__Task description__.
Leave out the pictures and repeat everything else in the records exactly.

---

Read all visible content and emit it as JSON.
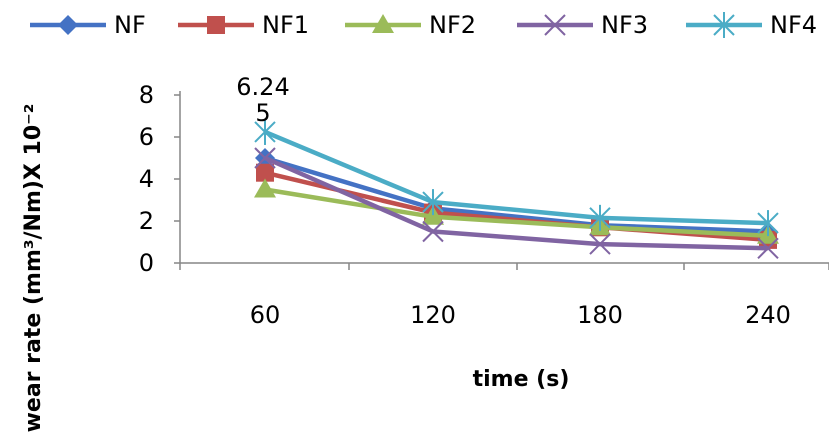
{
  "chart_data": {
    "type": "line",
    "title": "",
    "xlabel": "time (s)",
    "ylabel": "wear rate (mm³/Nm)X 10⁻²",
    "categories": [
      "60",
      "120",
      "180",
      "240"
    ],
    "ylim": [
      0,
      8
    ],
    "yticks": [
      "0",
      "2",
      "4",
      "6",
      "8"
    ],
    "grid": false,
    "legend_position": "top",
    "series": [
      {
        "name": "NF",
        "values": [
          5.0,
          2.6,
          1.8,
          1.5
        ],
        "color": "#4472C4",
        "marker": "diamond"
      },
      {
        "name": "NF1",
        "values": [
          4.3,
          2.4,
          1.7,
          1.1
        ],
        "color": "#C0504D",
        "marker": "square"
      },
      {
        "name": "NF2",
        "values": [
          3.5,
          2.2,
          1.7,
          1.3
        ],
        "color": "#9BBB59",
        "marker": "triangle"
      },
      {
        "name": "NF3",
        "values": [
          5.0,
          1.5,
          0.9,
          0.7
        ],
        "color": "#8064A2",
        "marker": "x"
      },
      {
        "name": "NF4",
        "values": [
          6.24,
          2.9,
          2.15,
          1.9
        ],
        "color": "#4BACC6",
        "marker": "star"
      }
    ],
    "annotations": [
      "6.24",
      "5"
    ]
  }
}
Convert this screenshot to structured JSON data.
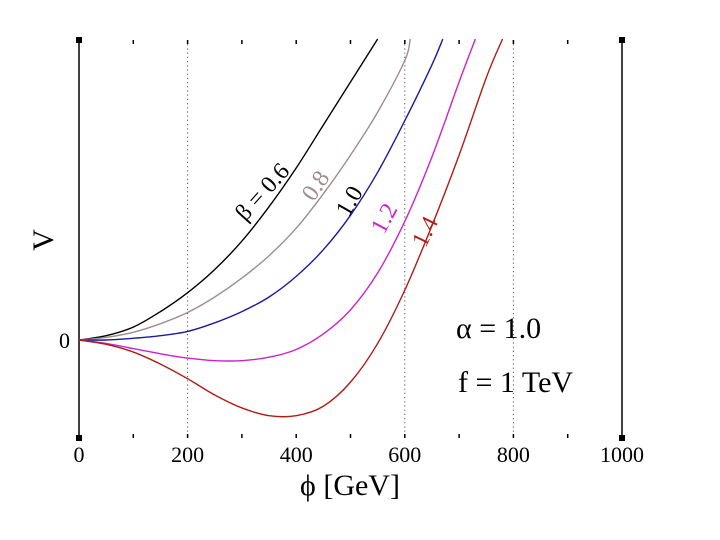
{
  "chart_data": {
    "type": "line",
    "xlabel": "ϕ [GeV]",
    "ylabel": "V",
    "xlim": [
      0,
      1000
    ],
    "ylim": [
      -1.1,
      3.5
    ],
    "xticks": [
      "0",
      "200",
      "400",
      "600",
      "800",
      "1000"
    ],
    "yticks": [
      "0"
    ],
    "grid_x": [
      200,
      600,
      800
    ],
    "series": [
      {
        "name": "β = 0.6",
        "label": "β = 0.6",
        "beta": 0.6,
        "color": "#000000",
        "x": [
          0,
          50,
          100,
          150,
          200,
          250,
          300,
          350,
          400,
          450,
          500,
          550
        ],
        "y": [
          0,
          0.05,
          0.15,
          0.33,
          0.55,
          0.82,
          1.15,
          1.55,
          2.0,
          2.5,
          3.0,
          3.5
        ]
      },
      {
        "name": "0.8",
        "label": "0.8",
        "beta": 0.8,
        "color": "#a08c8c",
        "x": [
          0,
          50,
          100,
          150,
          200,
          250,
          300,
          350,
          400,
          450,
          500,
          550,
          600,
          610
        ],
        "y": [
          0,
          0.03,
          0.09,
          0.19,
          0.32,
          0.5,
          0.72,
          0.98,
          1.3,
          1.7,
          2.15,
          2.65,
          3.25,
          3.5
        ]
      },
      {
        "name": "1.0",
        "label": "1.0",
        "beta": 1.0,
        "color": "#1a1aa0",
        "x": [
          0,
          50,
          100,
          150,
          200,
          250,
          300,
          350,
          400,
          450,
          500,
          550,
          600,
          650,
          670
        ],
        "y": [
          0,
          0.0,
          0.02,
          0.05,
          0.1,
          0.2,
          0.33,
          0.5,
          0.74,
          1.05,
          1.45,
          1.95,
          2.55,
          3.2,
          3.5
        ]
      },
      {
        "name": "1.2",
        "label": "1.2",
        "beta": 1.2,
        "color": "#cc22cc",
        "x": [
          0,
          50,
          100,
          150,
          200,
          250,
          300,
          350,
          400,
          450,
          500,
          550,
          600,
          650,
          700,
          730
        ],
        "y": [
          0,
          -0.04,
          -0.1,
          -0.16,
          -0.21,
          -0.24,
          -0.24,
          -0.2,
          -0.11,
          0.07,
          0.35,
          0.78,
          1.38,
          2.13,
          3.0,
          3.5
        ]
      },
      {
        "name": "1.4",
        "label": "1.4",
        "beta": 1.4,
        "color": "#b01c14",
        "x": [
          0,
          50,
          100,
          150,
          200,
          250,
          300,
          350,
          400,
          450,
          500,
          550,
          600,
          650,
          700,
          750,
          780
        ],
        "y": [
          0,
          -0.05,
          -0.14,
          -0.28,
          -0.45,
          -0.64,
          -0.79,
          -0.88,
          -0.88,
          -0.77,
          -0.49,
          -0.04,
          0.58,
          1.33,
          2.15,
          3.05,
          3.5
        ]
      }
    ],
    "annotations": [
      "α = 1.0",
      "f = 1 TeV"
    ]
  }
}
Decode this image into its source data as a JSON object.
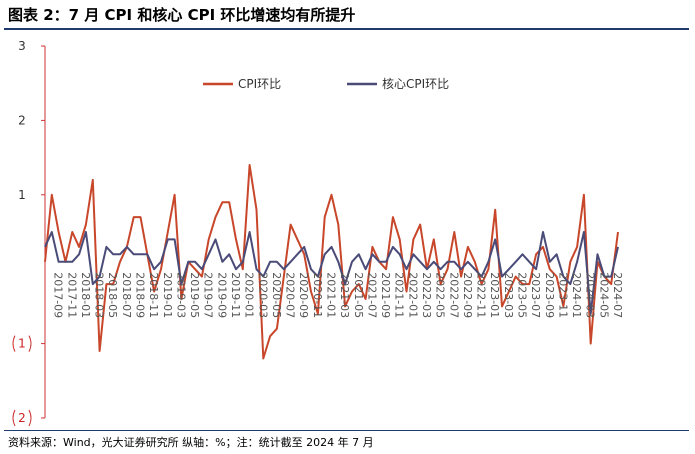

---

__Answer to this task__.
Read all visible content and emit it as JSON.
{
  "chart_data": {
    "type": "line",
    "title": "",
    "xlabel": "time (s)",
    "ylabel": "wear rate (mm³/Nm)X 10⁻²",
    "categories": [
      "60",
      "120",
      "180",
      "240"
    ],
    "ylim": [
      0,
      8
    ],
    "yticks": [
      "0",
      "2",
      "4",
      "6",
      "8"
    ],
    "grid": false,
    "legend_position": "top",
    "series": [
      {
        "name": "NF",
        "values": [
          5.0,
          2.6,
          1.8,
          1.5
        ],
        "color": "#4472C4",
        "marker": "diamond"
      },
      {
        "name": "NF1",
        "values": [
          4.3,
          2.4,
          1.7,
          1.1
        ],
        "color": "#C0504D",
        "marker": "square"
      },
      {
        "name": "NF2",
        "values": [
          3.5,
          2.2,
          1.7,
          1.3
        ],
        "color": "#9BBB59",
        "marker": "triangle"
      },
      {
        "name": "NF3",
        "values": [
          5.0,
          1.5,
          0.9,
          0.7
        ],
        "color": "#8064A2",
        "marker": "x"
      },
      {
        "name": "NF4",
        "values": [
          6.24,
          2.9,
          2.15,
          1.9
        ],
        "color": "#4BACC6",
        "marker": "star"
      }
    ],
    "annotations": [
      "6.24",
      "5"
    ]
  }
}
Convert this screenshot to structured JSON data.
{
  "chart_data": {
    "type": "line",
    "xlabel": "ϕ [GeV]",
    "ylabel": "V",
    "xlim": [
      0,
      1000
    ],
    "ylim": [
      -1.1,
      3.5
    ],
    "xticks": [
      "0",
      "200",
      "400",
      "600",
      "800",
      "1000"
    ],
    "yticks": [
      "0"
    ],
    "grid_x": [
      200,
      600,
      800
    ],
    "series": [
      {
        "name": "β = 0.6",
        "label": "β = 0.6",
        "beta": 0.6,
        "color": "#000000",
        "x": [
          0,
          50,
          100,
          150,
          200,
          250,
          300,
          350,
          400,
          450,
          500,
          550
        ],
        "y": [
          0,
          0.05,
          0.15,
          0.33,
          0.55,
          0.82,
          1.15,
          1.55,
          2.0,
          2.5,
          3.0,
          3.5
        ]
      },
      {
        "name": "0.8",
        "label": "0.8",
        "beta": 0.8,
        "color": "#a08c8c",
        "x": [
          0,
          50,
          100,
          150,
          200,
          250,
          300,
          350,
          400,
          450,
          500,
          550,
          600,
          610
        ],
        "y": [
          0,
          0.03,
          0.09,
          0.19,
          0.32,
          0.5,
          0.72,
          0.98,
          1.3,
          1.7,
          2.15,
          2.65,
          3.25,
          3.5
        ]
      },
      {
        "name": "1.0",
        "label": "1.0",
        "beta": 1.0,
        "color": "#1a1aa0",
        "x": [
          0,
          50,
          100,
          150,
          200,
          250,
          300,
          350,
          400,
          450,
          500,
          550,
          600,
          650,
          670
        ],
        "y": [
          0,
          0.0,
          0.02,
          0.05,
          0.1,
          0.2,
          0.33,
          0.5,
          0.74,
          1.05,
          1.45,
          1.95,
          2.55,
          3.2,
          3.5
        ]
      },
      {
        "name": "1.2",
        "label": "1.2",
        "beta": 1.2,
        "color": "#cc22cc",
        "x": [
          0,
          50,
          100,
          150,
          200,
          250,
          300,
          350,
          400,
          450,
          500,
          550,
          600,
          650,
          700,
          730
        ],
        "y": [
          0,
          -0.04,
          -0.1,
          -0.16,
          -0.21,
          -0.24,
          -0.24,
          -0.2,
          -0.11,
          0.07,
          0.35,
          0.78,
          1.38,
          2.13,
          3.0,
          3.5
        ]
      },
      {
        "name": "1.4",
        "label": "1.4",
        "beta": 1.4,
        "color": "#b01c14",
        "x": [
          0,
          50,
          100,
          150,
          200,
          250,
          300,
          350,
          400,
          450,
          500,
          550,
          600,
          650,
          700,
          750,
          780
        ],
        "y": [
          0,
          -0.05,
          -0.14,
          -0.28,
          -0.45,
          -0.64,
          -0.79,
          -0.88,
          -0.88,
          -0.77,
          -0.49,
          -0.04,
          0.58,
          1.33,
          2.15,
          3.05,
          3.5
        ]
      }
    ],
    "annotations": [
      "α = 1.0",
      "f = 1 TeV"
    ]
  }
}
Decode this image into its source data as a JSON object.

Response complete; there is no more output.